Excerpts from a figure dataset
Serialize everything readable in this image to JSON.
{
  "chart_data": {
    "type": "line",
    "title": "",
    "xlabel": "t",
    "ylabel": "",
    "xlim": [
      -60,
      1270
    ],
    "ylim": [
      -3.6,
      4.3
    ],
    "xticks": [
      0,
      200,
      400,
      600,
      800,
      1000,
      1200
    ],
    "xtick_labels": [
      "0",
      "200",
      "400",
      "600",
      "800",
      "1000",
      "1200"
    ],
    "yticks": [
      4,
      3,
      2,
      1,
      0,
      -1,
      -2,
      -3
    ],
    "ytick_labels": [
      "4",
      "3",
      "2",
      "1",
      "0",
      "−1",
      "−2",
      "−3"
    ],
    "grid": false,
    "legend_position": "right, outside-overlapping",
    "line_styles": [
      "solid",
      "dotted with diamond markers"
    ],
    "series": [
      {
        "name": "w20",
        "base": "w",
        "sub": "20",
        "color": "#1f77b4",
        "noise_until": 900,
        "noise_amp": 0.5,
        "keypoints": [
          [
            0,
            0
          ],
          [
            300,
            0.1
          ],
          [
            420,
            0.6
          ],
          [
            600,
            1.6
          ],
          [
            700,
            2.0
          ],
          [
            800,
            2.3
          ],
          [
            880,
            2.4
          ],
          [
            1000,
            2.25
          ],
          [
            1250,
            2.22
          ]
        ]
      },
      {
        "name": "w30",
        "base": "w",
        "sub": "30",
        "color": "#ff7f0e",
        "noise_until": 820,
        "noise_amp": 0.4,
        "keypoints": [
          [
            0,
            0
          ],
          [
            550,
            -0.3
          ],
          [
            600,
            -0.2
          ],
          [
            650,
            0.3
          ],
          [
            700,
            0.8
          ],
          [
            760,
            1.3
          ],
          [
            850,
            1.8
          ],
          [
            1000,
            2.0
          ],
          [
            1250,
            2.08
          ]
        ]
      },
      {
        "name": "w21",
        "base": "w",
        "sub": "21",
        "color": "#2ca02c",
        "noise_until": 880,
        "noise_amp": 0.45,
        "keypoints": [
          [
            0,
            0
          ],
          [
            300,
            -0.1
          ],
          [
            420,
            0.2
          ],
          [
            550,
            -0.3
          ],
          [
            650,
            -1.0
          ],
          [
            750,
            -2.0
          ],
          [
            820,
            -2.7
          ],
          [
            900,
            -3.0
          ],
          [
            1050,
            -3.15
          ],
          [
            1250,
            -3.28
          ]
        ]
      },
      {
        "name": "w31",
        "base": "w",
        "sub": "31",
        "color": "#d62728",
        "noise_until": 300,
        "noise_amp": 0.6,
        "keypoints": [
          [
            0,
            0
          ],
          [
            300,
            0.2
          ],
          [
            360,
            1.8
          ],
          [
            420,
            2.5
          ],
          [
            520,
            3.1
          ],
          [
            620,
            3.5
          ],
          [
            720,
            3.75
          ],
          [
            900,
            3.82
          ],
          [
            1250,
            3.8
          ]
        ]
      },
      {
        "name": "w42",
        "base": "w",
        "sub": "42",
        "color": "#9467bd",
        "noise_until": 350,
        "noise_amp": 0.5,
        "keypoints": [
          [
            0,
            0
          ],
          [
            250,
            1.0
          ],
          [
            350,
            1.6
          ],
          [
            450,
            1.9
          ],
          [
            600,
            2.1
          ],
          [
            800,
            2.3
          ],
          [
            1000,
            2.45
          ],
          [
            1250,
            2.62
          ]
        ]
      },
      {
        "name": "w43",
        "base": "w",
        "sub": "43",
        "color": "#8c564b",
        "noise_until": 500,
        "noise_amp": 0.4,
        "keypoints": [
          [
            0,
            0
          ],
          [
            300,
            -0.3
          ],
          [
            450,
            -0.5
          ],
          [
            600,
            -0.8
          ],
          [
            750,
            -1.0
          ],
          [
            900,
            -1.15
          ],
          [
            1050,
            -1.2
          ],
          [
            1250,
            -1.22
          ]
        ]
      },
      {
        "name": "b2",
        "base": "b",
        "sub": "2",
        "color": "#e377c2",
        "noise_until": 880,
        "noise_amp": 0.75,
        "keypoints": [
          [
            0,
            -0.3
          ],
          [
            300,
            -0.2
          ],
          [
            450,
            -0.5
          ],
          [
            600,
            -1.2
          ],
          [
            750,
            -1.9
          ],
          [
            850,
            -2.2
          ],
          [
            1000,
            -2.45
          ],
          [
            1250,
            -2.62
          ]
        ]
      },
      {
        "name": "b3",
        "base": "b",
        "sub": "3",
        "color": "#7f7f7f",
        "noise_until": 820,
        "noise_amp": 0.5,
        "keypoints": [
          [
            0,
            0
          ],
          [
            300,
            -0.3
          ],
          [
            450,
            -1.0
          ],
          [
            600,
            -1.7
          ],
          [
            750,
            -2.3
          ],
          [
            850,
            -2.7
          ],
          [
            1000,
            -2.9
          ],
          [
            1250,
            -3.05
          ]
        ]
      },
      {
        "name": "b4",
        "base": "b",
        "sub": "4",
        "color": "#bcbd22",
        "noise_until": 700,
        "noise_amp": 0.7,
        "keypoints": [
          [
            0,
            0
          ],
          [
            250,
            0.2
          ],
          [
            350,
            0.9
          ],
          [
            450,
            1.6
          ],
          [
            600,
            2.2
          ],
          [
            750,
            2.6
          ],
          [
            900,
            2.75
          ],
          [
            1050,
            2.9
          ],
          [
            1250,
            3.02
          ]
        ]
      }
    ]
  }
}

## EXERCISE DETAILS
Repeat the records above exactly as they appear.

## CORRECT OUTPUT
Serialize everything readable in this image to JSON.
{
  "chart_data": {
    "type": "line",
    "title": "",
    "xlabel": "t",
    "ylabel": "",
    "xlim": [
      -60,
      1270
    ],
    "ylim": [
      -3.6,
      4.3
    ],
    "xticks": [
      0,
      200,
      400,
      600,
      800,
      1000,
      1200
    ],
    "xtick_labels": [
      "0",
      "200",
      "400",
      "600",
      "800",
      "1000",
      "1200"
    ],
    "yticks": [
      4,
      3,
      2,
      1,
      0,
      -1,
      -2,
      -3
    ],
    "ytick_labels": [
      "4",
      "3",
      "2",
      "1",
      "0",
      "−1",
      "−2",
      "−3"
    ],
    "grid": false,
    "legend_position": "right, outside-overlapping",
    "line_styles": [
      "solid",
      "dotted with diamond markers"
    ],
    "series": [
      {
        "name": "w20",
        "base": "w",
        "sub": "20",
        "color": "#1f77b4",
        "noise_until": 900,
        "noise_amp": 0.5,
        "keypoints": [
          [
            0,
            0
          ],
          [
            300,
            0.1
          ],
          [
            420,
            0.6
          ],
          [
            600,
            1.6
          ],
          [
            700,
            2.0
          ],
          [
            800,
            2.3
          ],
          [
            880,
            2.4
          ],
          [
            1000,
            2.25
          ],
          [
            1250,
            2.22
          ]
        ]
      },
      {
        "name": "w30",
        "base": "w",
        "sub": "30",
        "color": "#ff7f0e",
        "noise_until": 820,
        "noise_amp": 0.4,
        "keypoints": [
          [
            0,
            0
          ],
          [
            550,
            -0.3
          ],
          [
            600,
            -0.2
          ],
          [
            650,
            0.3
          ],
          [
            700,
            0.8
          ],
          [
            760,
            1.3
          ],
          [
            850,
            1.8
          ],
          [
            1000,
            2.0
          ],
          [
            1250,
            2.08
          ]
        ]
      },
      {
        "name": "w21",
        "base": "w",
        "sub": "21",
        "color": "#2ca02c",
        "noise_until": 880,
        "noise_amp": 0.45,
        "keypoints": [
          [
            0,
            0
          ],
          [
            300,
            -0.1
          ],
          [
            420,
            0.2
          ],
          [
            550,
            -0.3
          ],
          [
            650,
            -1.0
          ],
          [
            750,
            -2.0
          ],
          [
            820,
            -2.7
          ],
          [
            900,
            -3.0
          ],
          [
            1050,
            -3.15
          ],
          [
            1250,
            -3.28
          ]
        ]
      },
      {
        "name": "w31",
        "base": "w",
        "sub": "31",
        "color": "#d62728",
        "noise_until": 300,
        "noise_amp": 0.6,
        "keypoints": [
          [
            0,
            0
          ],
          [
            300,
            0.2
          ],
          [
            360,
            1.8
          ],
          [
            420,
            2.5
          ],
          [
            520,
            3.1
          ],
          [
            620,
            3.5
          ],
          [
            720,
            3.75
          ],
          [
            900,
            3.82
          ],
          [
            1250,
            3.8
          ]
        ]
      },
      {
        "name": "w42",
        "base": "w",
        "sub": "42",
        "color": "#9467bd",
        "noise_until": 350,
        "noise_amp": 0.5,
        "keypoints": [
          [
            0,
            0
          ],
          [
            250,
            1.0
          ],
          [
            350,
            1.6
          ],
          [
            450,
            1.9
          ],
          [
            600,
            2.1
          ],
          [
            800,
            2.3
          ],
          [
            1000,
            2.45
          ],
          [
            1250,
            2.62
          ]
        ]
      },
      {
        "name": "w43",
        "base": "w",
        "sub": "43",
        "color": "#8c564b",
        "noise_until": 500,
        "noise_amp": 0.4,
        "keypoints": [
          [
            0,
            0
          ],
          [
            300,
            -0.3
          ],
          [
            450,
            -0.5
          ],
          [
            600,
            -0.8
          ],
          [
            750,
            -1.0
          ],
          [
            900,
            -1.15
          ],
          [
            1050,
            -1.2
          ],
          [
            1250,
            -1.22
          ]
        ]
      },
      {
        "name": "b2",
        "base": "b",
        "sub": "2",
        "color": "#e377c2",
        "noise_until": 880,
        "noise_amp": 0.75,
        "keypoints": [
          [
            0,
            -0.3
          ],
          [
            300,
            -0.2
          ],
          [
            450,
            -0.5
          ],
          [
            600,
            -1.2
          ],
          [
            750,
            -1.9
          ],
          [
            850,
            -2.2
          ],
          [
            1000,
            -2.45
          ],
          [
            1250,
            -2.62
          ]
        ]
      },
      {
        "name": "b3",
        "base": "b",
        "sub": "3",
        "color": "#7f7f7f",
        "noise_until": 820,
        "noise_amp": 0.5,
        "keypoints": [
          [
            0,
            0
          ],
          [
            300,
            -0.3
          ],
          [
            450,
            -1.0
          ],
          [
            600,
            -1.7
          ],
          [
            750,
            -2.3
          ],
          [
            850,
            -2.7
          ],
          [
            1000,
            -2.9
          ],
          [
            1250,
            -3.05
          ]
        ]
      },
      {
        "name": "b4",
        "base": "b",
        "sub": "4",
        "color": "#bcbd22",
        "noise_until": 700,
        "noise_amp": 0.7,
        "keypoints": [
          [
            0,
            0
          ],
          [
            250,
            0.2
          ],
          [
            350,
            0.9
          ],
          [
            450,
            1.6
          ],
          [
            600,
            2.2
          ],
          [
            750,
            2.6
          ],
          [
            900,
            2.75
          ],
          [
            1050,
            2.9
          ],
          [
            1250,
            3.02
          ]
        ]
      }
    ]
  }
}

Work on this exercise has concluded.